[Structured figure records]
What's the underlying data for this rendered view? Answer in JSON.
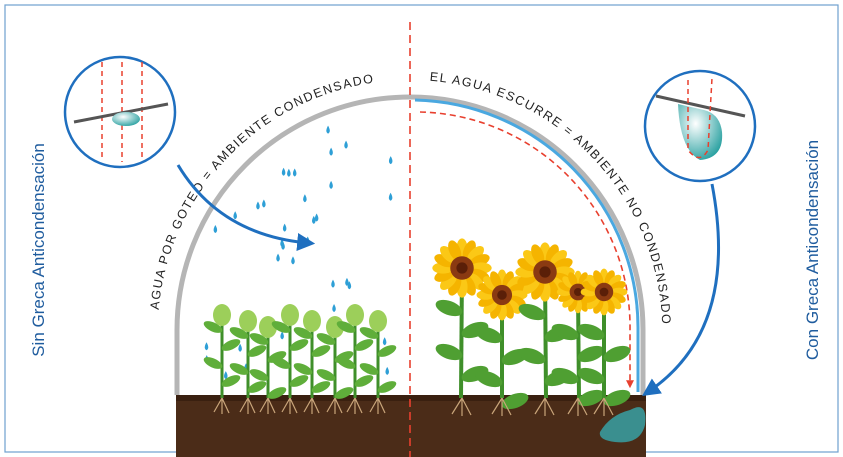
{
  "left_label": "Sin Greca Anticondensación",
  "right_label": "Con Greca Anticondensación",
  "left_arc_text": "AGUA POR GOTEO = AMBIENTE CONDENSADO",
  "right_arc_text": "EL AGUA ESCURRE = AMBIENTE NO CONDENSADO"
}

* [EXERCISE GOAL]
Repeat the data in full and exactly. Omit pictures.

* [EXERCISE RESULT]
What's the underlying data for this rendered view? Answer in JSON.
{
  "left_label": "Sin Greca Anticondensación",
  "right_label": "Con Greca Anticondensación",
  "left_arc_text": "AGUA POR GOTEO = AMBIENTE CONDENSADO",
  "right_arc_text": "EL AGUA ESCURRE = AMBIENTE NO CONDENSADO"
}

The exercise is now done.